## Problem description
Take each line that has the word "Discount" and return it.

## Exercise material
########################################
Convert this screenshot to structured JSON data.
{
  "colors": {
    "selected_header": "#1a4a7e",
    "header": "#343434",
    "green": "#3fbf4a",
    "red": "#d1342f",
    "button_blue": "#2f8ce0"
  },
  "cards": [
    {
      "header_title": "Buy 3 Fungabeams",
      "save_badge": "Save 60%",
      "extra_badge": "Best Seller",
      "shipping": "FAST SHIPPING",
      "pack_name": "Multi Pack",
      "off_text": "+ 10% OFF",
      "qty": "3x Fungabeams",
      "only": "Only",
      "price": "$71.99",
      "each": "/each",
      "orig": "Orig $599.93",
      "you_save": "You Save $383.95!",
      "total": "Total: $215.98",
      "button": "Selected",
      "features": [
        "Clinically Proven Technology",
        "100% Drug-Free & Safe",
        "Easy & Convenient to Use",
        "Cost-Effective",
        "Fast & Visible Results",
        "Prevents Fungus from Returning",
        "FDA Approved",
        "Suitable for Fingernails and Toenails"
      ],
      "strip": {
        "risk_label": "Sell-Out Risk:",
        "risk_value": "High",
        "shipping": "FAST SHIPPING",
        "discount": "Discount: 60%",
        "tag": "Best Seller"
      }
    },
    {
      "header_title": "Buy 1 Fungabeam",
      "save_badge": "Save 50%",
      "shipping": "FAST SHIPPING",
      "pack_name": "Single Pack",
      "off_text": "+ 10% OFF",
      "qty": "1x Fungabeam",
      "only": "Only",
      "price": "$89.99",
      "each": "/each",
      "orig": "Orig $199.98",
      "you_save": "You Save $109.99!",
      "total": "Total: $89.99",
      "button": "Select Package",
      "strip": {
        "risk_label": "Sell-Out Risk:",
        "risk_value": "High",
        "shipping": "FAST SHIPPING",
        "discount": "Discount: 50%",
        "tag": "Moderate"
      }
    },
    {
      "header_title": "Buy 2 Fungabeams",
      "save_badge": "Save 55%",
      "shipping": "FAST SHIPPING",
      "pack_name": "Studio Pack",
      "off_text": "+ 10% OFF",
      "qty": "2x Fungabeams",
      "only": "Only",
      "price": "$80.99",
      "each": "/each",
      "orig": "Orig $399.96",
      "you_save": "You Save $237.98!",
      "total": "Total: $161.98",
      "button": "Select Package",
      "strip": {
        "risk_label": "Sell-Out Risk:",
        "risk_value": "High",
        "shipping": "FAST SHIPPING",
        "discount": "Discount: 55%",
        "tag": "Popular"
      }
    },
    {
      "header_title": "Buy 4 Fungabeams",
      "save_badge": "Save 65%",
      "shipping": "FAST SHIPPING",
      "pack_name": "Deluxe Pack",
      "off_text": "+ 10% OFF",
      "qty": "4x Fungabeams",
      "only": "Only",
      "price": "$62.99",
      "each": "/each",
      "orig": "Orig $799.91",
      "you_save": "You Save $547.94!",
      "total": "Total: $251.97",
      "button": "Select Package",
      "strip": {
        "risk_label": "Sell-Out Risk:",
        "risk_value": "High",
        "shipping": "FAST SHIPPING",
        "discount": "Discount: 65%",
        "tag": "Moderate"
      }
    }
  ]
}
########################################
## Complete output
        "discount": "Discount: 60%",
        "discount": "Discount: 50%",
        "discount": "Discount: 55%",
        "discount": "Discount: 65%",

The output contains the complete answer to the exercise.